> _Given data_:
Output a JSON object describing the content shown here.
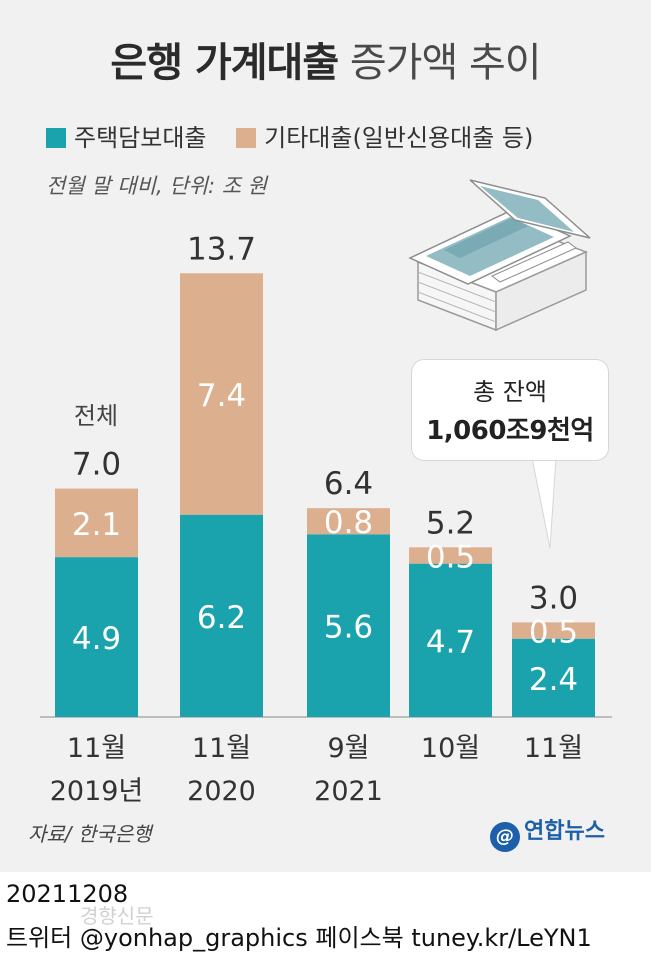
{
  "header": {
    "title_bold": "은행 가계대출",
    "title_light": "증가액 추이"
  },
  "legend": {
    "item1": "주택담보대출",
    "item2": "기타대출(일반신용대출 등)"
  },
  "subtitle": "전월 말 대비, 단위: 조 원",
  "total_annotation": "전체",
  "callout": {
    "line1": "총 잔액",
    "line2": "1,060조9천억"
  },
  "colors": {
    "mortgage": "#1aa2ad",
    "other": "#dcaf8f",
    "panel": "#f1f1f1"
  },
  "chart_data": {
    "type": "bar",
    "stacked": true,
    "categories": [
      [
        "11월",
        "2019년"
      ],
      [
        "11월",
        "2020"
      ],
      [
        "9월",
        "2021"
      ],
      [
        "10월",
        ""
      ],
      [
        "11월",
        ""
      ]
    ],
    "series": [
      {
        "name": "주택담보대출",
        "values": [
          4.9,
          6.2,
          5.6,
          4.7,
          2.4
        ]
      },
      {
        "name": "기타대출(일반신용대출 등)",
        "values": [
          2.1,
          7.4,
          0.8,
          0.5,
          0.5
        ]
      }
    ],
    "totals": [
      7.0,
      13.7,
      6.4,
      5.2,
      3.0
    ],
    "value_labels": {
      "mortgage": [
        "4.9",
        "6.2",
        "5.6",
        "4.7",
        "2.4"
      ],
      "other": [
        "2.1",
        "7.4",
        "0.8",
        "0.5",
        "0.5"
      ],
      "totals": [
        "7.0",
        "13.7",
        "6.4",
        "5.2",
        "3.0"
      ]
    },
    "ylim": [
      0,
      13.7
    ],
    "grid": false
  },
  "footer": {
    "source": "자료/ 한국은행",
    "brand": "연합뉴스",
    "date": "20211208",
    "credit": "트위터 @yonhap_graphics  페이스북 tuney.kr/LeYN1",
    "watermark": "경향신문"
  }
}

==

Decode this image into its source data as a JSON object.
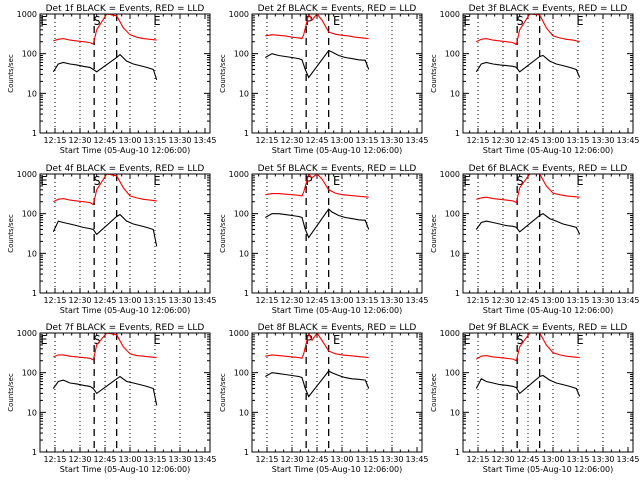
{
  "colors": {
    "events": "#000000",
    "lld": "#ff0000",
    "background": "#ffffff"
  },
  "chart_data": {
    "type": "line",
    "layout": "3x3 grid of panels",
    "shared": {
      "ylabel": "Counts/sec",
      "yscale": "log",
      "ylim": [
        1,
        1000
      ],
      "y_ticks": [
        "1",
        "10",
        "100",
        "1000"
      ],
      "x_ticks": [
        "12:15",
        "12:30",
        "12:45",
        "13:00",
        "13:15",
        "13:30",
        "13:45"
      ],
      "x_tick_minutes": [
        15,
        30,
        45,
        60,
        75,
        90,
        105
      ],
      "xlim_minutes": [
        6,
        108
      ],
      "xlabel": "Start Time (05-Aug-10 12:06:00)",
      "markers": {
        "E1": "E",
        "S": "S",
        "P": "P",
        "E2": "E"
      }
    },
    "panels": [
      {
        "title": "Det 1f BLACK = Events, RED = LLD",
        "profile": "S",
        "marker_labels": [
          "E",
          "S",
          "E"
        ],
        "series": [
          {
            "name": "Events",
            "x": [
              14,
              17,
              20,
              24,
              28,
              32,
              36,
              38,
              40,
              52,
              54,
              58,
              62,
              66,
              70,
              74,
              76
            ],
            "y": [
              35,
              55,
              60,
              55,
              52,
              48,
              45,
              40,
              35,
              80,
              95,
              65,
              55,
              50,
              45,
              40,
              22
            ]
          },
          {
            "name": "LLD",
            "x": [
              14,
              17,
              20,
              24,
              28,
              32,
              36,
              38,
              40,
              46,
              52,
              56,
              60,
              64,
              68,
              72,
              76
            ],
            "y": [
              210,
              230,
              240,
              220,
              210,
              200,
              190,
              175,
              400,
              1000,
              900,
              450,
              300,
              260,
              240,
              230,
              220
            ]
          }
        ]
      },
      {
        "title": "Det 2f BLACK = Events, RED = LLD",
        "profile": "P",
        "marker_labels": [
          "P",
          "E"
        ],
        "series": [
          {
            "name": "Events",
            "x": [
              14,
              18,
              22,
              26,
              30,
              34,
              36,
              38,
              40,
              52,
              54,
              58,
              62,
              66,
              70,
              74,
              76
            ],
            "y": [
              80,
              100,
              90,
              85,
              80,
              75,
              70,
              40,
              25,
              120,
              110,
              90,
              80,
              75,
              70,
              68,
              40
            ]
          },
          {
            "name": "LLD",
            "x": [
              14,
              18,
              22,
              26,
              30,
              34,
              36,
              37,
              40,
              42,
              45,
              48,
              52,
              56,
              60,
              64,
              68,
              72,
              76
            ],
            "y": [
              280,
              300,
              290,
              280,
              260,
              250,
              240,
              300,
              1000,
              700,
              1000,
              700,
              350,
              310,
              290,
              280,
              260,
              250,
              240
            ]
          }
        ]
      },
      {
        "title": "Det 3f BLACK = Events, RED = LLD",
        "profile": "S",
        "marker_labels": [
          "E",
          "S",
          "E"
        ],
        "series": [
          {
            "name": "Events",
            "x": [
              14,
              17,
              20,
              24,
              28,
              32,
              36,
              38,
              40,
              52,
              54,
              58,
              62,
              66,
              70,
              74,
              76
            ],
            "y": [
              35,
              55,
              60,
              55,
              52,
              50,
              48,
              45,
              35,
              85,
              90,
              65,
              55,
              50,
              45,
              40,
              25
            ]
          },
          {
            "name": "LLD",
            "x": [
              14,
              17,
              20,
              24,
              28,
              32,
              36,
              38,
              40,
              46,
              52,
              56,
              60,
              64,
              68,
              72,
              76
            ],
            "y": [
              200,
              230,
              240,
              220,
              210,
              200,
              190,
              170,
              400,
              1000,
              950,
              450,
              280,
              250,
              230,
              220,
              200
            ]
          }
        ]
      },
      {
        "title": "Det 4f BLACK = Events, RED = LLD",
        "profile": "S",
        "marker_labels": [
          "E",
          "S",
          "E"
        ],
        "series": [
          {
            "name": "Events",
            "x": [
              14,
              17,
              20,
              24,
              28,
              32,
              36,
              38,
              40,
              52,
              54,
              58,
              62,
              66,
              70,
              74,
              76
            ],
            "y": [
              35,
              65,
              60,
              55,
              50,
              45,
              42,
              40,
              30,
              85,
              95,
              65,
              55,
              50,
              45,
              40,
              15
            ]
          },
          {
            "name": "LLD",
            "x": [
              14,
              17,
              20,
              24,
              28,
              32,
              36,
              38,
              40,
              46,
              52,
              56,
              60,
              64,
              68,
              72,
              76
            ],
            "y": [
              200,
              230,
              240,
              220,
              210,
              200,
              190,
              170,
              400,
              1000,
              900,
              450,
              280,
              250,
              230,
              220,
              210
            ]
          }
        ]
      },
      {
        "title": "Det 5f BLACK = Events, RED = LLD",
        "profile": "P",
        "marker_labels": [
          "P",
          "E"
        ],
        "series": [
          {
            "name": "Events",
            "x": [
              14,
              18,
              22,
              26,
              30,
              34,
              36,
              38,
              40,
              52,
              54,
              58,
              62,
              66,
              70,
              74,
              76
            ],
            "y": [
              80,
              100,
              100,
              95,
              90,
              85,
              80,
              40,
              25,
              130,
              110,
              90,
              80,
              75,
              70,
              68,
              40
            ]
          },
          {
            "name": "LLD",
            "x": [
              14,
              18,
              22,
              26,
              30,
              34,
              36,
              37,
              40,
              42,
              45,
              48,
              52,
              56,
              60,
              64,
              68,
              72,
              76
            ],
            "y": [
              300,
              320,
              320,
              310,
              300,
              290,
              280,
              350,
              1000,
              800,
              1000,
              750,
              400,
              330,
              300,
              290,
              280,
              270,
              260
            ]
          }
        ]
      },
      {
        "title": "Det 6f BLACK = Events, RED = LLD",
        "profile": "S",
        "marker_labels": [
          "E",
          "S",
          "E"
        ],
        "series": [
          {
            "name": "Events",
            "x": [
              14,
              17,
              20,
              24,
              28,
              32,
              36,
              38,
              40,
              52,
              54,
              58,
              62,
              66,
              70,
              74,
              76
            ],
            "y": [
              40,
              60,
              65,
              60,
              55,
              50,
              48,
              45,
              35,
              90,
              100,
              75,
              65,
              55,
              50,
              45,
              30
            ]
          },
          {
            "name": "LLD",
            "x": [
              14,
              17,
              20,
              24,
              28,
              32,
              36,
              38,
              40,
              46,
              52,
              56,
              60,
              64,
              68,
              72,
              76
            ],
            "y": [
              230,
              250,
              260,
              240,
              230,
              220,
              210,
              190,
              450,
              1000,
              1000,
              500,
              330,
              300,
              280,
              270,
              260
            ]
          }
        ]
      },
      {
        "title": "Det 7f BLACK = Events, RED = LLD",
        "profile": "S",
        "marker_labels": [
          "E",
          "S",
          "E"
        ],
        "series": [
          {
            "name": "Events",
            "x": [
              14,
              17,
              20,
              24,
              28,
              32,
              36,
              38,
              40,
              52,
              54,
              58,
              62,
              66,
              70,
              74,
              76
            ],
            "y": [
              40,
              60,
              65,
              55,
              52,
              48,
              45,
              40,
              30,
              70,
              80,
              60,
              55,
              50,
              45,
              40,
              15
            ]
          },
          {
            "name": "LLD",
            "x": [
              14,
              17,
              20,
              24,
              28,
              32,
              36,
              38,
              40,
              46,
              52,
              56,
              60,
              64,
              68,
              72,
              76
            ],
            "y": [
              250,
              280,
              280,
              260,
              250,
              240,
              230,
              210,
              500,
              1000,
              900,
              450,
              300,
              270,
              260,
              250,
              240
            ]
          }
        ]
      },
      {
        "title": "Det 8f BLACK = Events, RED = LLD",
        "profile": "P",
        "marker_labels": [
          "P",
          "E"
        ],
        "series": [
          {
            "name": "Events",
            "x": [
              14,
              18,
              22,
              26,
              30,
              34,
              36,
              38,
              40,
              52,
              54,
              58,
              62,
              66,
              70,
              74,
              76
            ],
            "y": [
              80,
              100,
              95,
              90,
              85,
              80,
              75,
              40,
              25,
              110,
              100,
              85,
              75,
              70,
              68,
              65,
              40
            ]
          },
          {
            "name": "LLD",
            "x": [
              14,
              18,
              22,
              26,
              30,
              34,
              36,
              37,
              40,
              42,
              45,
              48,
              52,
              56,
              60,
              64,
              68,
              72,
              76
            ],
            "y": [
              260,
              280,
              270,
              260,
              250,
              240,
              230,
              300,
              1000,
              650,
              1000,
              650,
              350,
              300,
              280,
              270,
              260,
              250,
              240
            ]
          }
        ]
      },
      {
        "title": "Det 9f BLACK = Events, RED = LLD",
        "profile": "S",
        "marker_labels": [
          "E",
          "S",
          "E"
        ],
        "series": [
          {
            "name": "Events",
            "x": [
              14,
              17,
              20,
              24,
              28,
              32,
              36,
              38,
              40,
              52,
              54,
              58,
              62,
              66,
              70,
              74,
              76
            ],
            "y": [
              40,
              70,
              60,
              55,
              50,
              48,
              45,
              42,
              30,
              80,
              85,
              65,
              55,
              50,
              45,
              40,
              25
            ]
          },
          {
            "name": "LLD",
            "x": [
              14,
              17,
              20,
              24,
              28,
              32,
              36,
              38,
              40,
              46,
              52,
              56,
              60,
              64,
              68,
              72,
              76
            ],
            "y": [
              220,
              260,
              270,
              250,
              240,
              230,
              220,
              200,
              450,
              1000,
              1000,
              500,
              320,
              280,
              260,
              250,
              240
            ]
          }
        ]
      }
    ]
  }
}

> _Short task_: Look through the records and gather each line with the word "BLACK".

> _Response_:
        "title": "Det 1f BLACK = Events, RED = LLD",
        "title": "Det 2f BLACK = Events, RED = LLD",
        "title": "Det 3f BLACK = Events, RED = LLD",
        "title": "Det 4f BLACK = Events, RED = LLD",
        "title": "Det 5f BLACK = Events, RED = LLD",
        "title": "Det 6f BLACK = Events, RED = LLD",
        "title": "Det 7f BLACK = Events, RED = LLD",
        "title": "Det 8f BLACK = Events, RED = LLD",
        "title": "Det 9f BLACK = Events, RED = LLD",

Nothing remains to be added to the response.